>> START Given information

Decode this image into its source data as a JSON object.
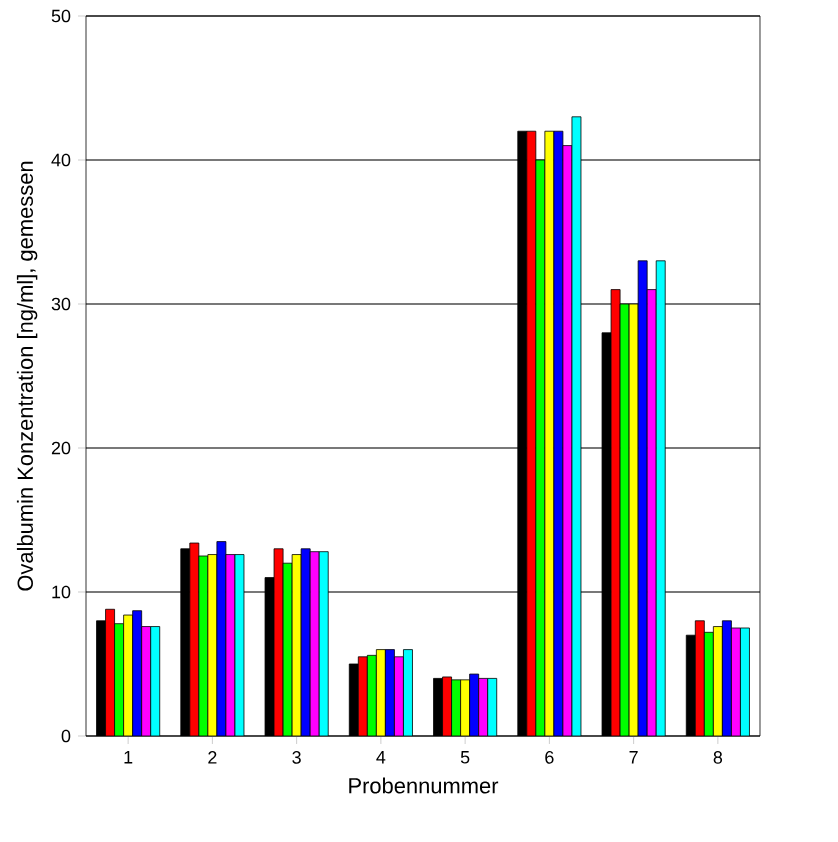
{
  "chart_data": {
    "type": "bar",
    "xlabel": "Probennummer",
    "ylabel": "Ovalbumin Konzentration [ng/ml], gemessen",
    "categories": [
      "1",
      "2",
      "3",
      "4",
      "5",
      "6",
      "7",
      "8"
    ],
    "series": [
      {
        "color": "#000000",
        "values": [
          8.0,
          13.0,
          11.0,
          5.0,
          4.0,
          42.0,
          28.0,
          7.0
        ]
      },
      {
        "color": "#ff0000",
        "values": [
          8.8,
          13.4,
          13.0,
          5.5,
          4.1,
          42.0,
          31.0,
          8.0
        ]
      },
      {
        "color": "#00ff00",
        "values": [
          7.8,
          12.5,
          12.0,
          5.6,
          3.9,
          40.0,
          30.0,
          7.2
        ]
      },
      {
        "color": "#ffff00",
        "values": [
          8.4,
          12.6,
          12.6,
          6.0,
          3.9,
          42.0,
          30.0,
          7.6
        ]
      },
      {
        "color": "#0000ff",
        "values": [
          8.7,
          13.5,
          13.0,
          6.0,
          4.3,
          42.0,
          33.0,
          8.0
        ]
      },
      {
        "color": "#ff00ff",
        "values": [
          7.6,
          12.6,
          12.8,
          5.5,
          4.0,
          41.0,
          31.0,
          7.5
        ]
      },
      {
        "color": "#00ffff",
        "values": [
          7.6,
          12.6,
          12.8,
          6.0,
          4.0,
          43.0,
          33.0,
          7.5
        ]
      }
    ],
    "ylim": [
      0,
      50
    ],
    "yticks": [
      0,
      10,
      20,
      30,
      40,
      50
    ],
    "grid": "y"
  }
}
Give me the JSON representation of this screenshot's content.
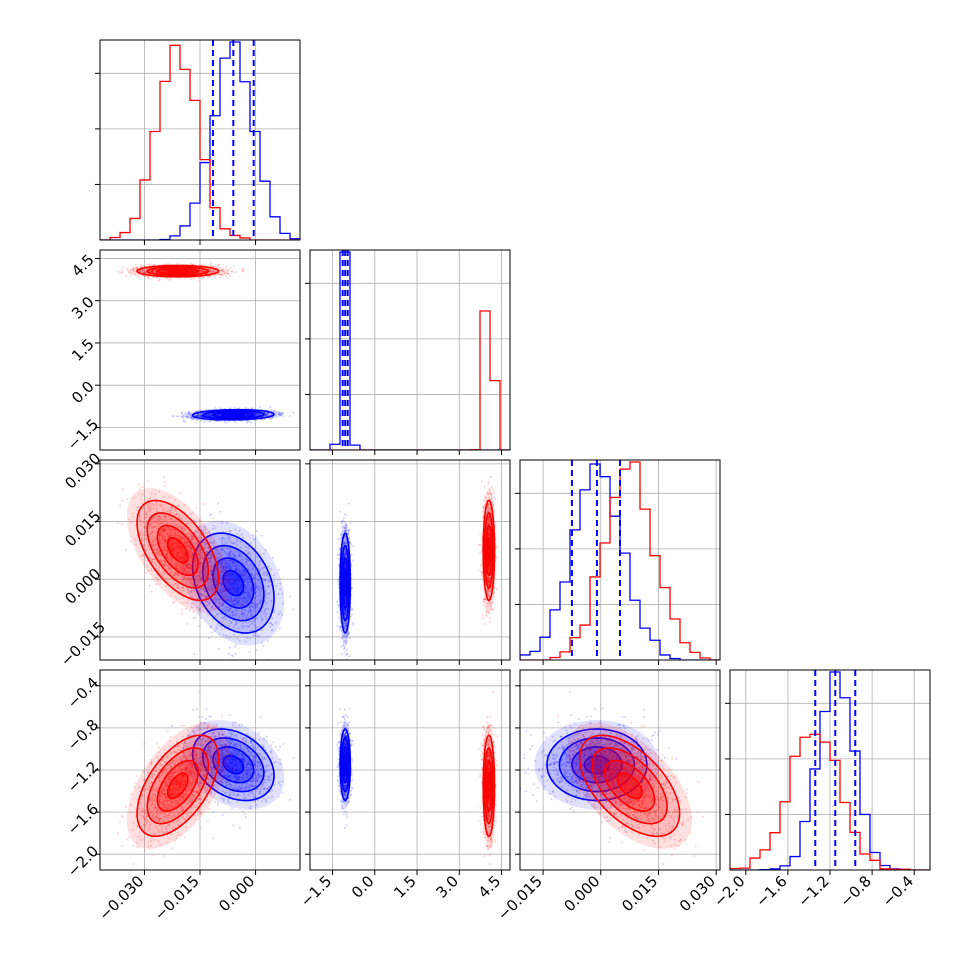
{
  "chart_data": {
    "type": "corner",
    "colors": {
      "blue": "#0000ff",
      "red": "#ff0000"
    },
    "grid": true,
    "series": [
      {
        "color": "blue",
        "mean": [
          -0.006,
          -1.05,
          -0.001,
          -1.15
        ],
        "sd": [
          0.0055,
          0.09,
          0.0065,
          0.17
        ],
        "corr": [
          [
            1,
            0.1,
            -0.3,
            -0.3
          ],
          [
            0.1,
            1,
            0,
            0
          ],
          [
            -0.3,
            0,
            1,
            0
          ],
          [
            -0.3,
            0,
            0,
            1
          ]
        ],
        "quantiles_1d": [
          [
            -0.0115,
            -0.006,
            -0.0005
          ],
          [
            -1.14,
            -1.05,
            -0.96
          ],
          [
            -0.0075,
            -0.001,
            0.005
          ],
          [
            -1.34,
            -1.15,
            -0.96
          ]
        ]
      },
      {
        "color": "red",
        "mean": [
          -0.021,
          4.05,
          0.0075,
          -1.35
        ],
        "sd": [
          0.0055,
          0.1,
          0.0065,
          0.24
        ],
        "corr": [
          [
            1,
            0,
            -0.55,
            0.55
          ],
          [
            0,
            1,
            0,
            0
          ],
          [
            -0.55,
            0,
            1,
            -0.55
          ],
          [
            0.55,
            0,
            -0.55,
            1
          ]
        ]
      }
    ],
    "axes": [
      {
        "range": [
          -0.042,
          0.012
        ],
        "ticks": [
          -0.03,
          -0.015,
          0.0
        ],
        "tick_labels": [
          "−0.030",
          "−0.015",
          "0.000"
        ]
      },
      {
        "range": [
          -2.3,
          4.8
        ],
        "ticks": [
          -1.5,
          0.0,
          1.5,
          3.0,
          4.5
        ],
        "tick_labels": [
          "−1.5",
          "0.0",
          "1.5",
          "3.0",
          "4.5"
        ]
      },
      {
        "range": [
          -0.021,
          0.031
        ],
        "ticks": [
          -0.015,
          0.0,
          0.015,
          0.03
        ],
        "tick_labels": [
          "−0.015",
          "0.000",
          "0.015",
          "0.030"
        ]
      },
      {
        "range": [
          -2.15,
          -0.25
        ],
        "ticks": [
          -2.0,
          -1.6,
          -1.2,
          -0.8,
          -0.4
        ],
        "tick_labels": [
          "−2.0",
          "−1.6",
          "−1.2",
          "−0.8",
          "−0.4"
        ]
      }
    ]
  }
}
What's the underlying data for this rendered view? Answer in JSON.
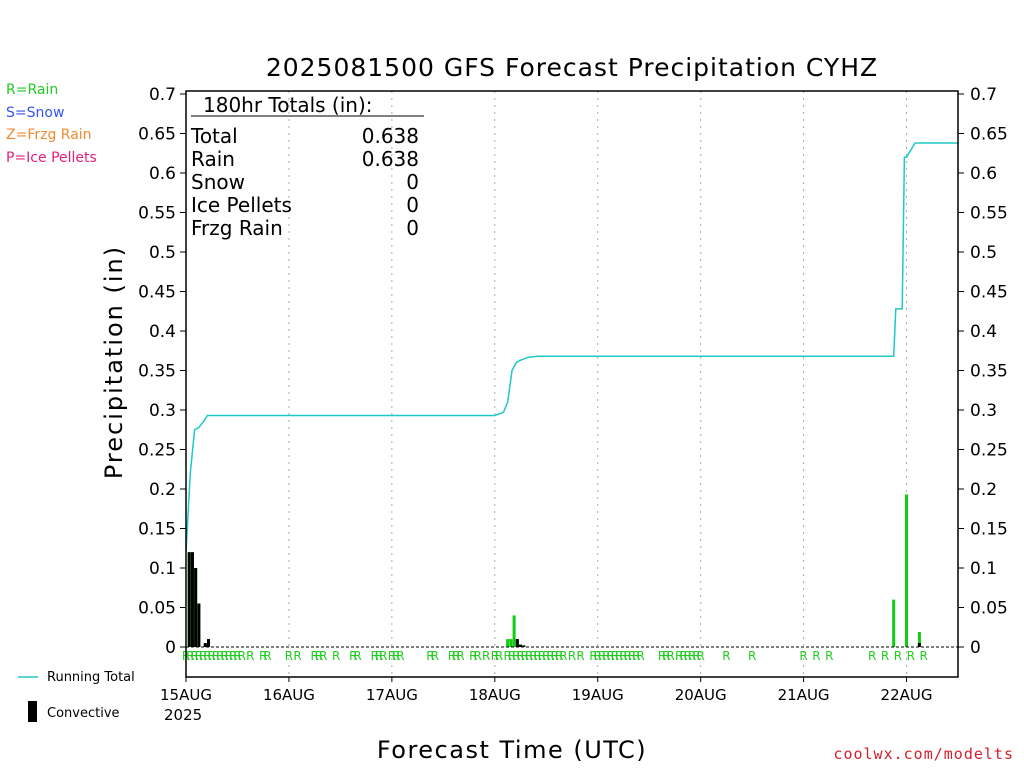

>> END Given information

Output all of the records exactly as they appear above, but not the pictures.

(Task output)
Decode this image into its source data as a JSON object.
{
  "chart_data": {
    "type": "bar",
    "xlabel": "Probennummer",
    "ylabel": "Ovalbumin Konzentration [ng/ml], gemessen",
    "categories": [
      "1",
      "2",
      "3",
      "4",
      "5",
      "6",
      "7",
      "8"
    ],
    "series": [
      {
        "color": "#000000",
        "values": [
          8.0,
          13.0,
          11.0,
          5.0,
          4.0,
          42.0,
          28.0,
          7.0
        ]
      },
      {
        "color": "#ff0000",
        "values": [
          8.8,
          13.4,
          13.0,
          5.5,
          4.1,
          42.0,
          31.0,
          8.0
        ]
      },
      {
        "color": "#00ff00",
        "values": [
          7.8,
          12.5,
          12.0,
          5.6,
          3.9,
          40.0,
          30.0,
          7.2
        ]
      },
      {
        "color": "#ffff00",
        "values": [
          8.4,
          12.6,
          12.6,
          6.0,
          3.9,
          42.0,
          30.0,
          7.6
        ]
      },
      {
        "color": "#0000ff",
        "values": [
          8.7,
          13.5,
          13.0,
          6.0,
          4.3,
          42.0,
          33.0,
          8.0
        ]
      },
      {
        "color": "#ff00ff",
        "values": [
          7.6,
          12.6,
          12.8,
          5.5,
          4.0,
          41.0,
          31.0,
          7.5
        ]
      },
      {
        "color": "#00ffff",
        "values": [
          7.6,
          12.6,
          12.8,
          6.0,
          4.0,
          43.0,
          33.0,
          7.5
        ]
      }
    ],
    "ylim": [
      0,
      50
    ],
    "yticks": [
      0,
      10,
      20,
      30,
      40,
      50
    ],
    "grid": "y"
  }
}
Give me the JSON representation of this screenshot's content.
{
  "chart_data": {
    "type": "corner",
    "colors": {
      "blue": "#0000ff",
      "red": "#ff0000"
    },
    "grid": true,
    "series": [
      {
        "color": "blue",
        "mean": [
          -0.006,
          -1.05,
          -0.001,
          -1.15
        ],
        "sd": [
          0.0055,
          0.09,
          0.0065,
          0.17
        ],
        "corr": [
          [
            1,
            0.1,
            -0.3,
            -0.3
          ],
          [
            0.1,
            1,
            0,
            0
          ],
          [
            -0.3,
            0,
            1,
            0
          ],
          [
            -0.3,
            0,
            0,
            1
          ]
        ],
        "quantiles_1d": [
          [
            -0.0115,
            -0.006,
            -0.0005
          ],
          [
            -1.14,
            -1.05,
            -0.96
          ],
          [
            -0.0075,
            -0.001,
            0.005
          ],
          [
            -1.34,
            -1.15,
            -0.96
          ]
        ]
      },
      {
        "color": "red",
        "mean": [
          -0.021,
          4.05,
          0.0075,
          -1.35
        ],
        "sd": [
          0.0055,
          0.1,
          0.0065,
          0.24
        ],
        "corr": [
          [
            1,
            0,
            -0.55,
            0.55
          ],
          [
            0,
            1,
            0,
            0
          ],
          [
            -0.55,
            0,
            1,
            -0.55
          ],
          [
            0.55,
            0,
            -0.55,
            1
          ]
        ]
      }
    ],
    "axes": [
      {
        "range": [
          -0.042,
          0.012
        ],
        "ticks": [
          -0.03,
          -0.015,
          0.0
        ],
        "tick_labels": [
          "−0.030",
          "−0.015",
          "0.000"
        ]
      },
      {
        "range": [
          -2.3,
          4.8
        ],
        "ticks": [
          -1.5,
          0.0,
          1.5,
          3.0,
          4.5
        ],
        "tick_labels": [
          "−1.5",
          "0.0",
          "1.5",
          "3.0",
          "4.5"
        ]
      },
      {
        "range": [
          -0.021,
          0.031
        ],
        "ticks": [
          -0.015,
          0.0,
          0.015,
          0.03
        ],
        "tick_labels": [
          "−0.015",
          "0.000",
          "0.015",
          "0.030"
        ]
      },
      {
        "range": [
          -2.15,
          -0.25
        ],
        "ticks": [
          -2.0,
          -1.6,
          -1.2,
          -0.8,
          -0.4
        ],
        "tick_labels": [
          "−2.0",
          "−1.6",
          "−1.2",
          "−0.8",
          "−0.4"
        ]
      }
    ]
  }
}
What's the underlying data for this rendered view? Answer in JSON.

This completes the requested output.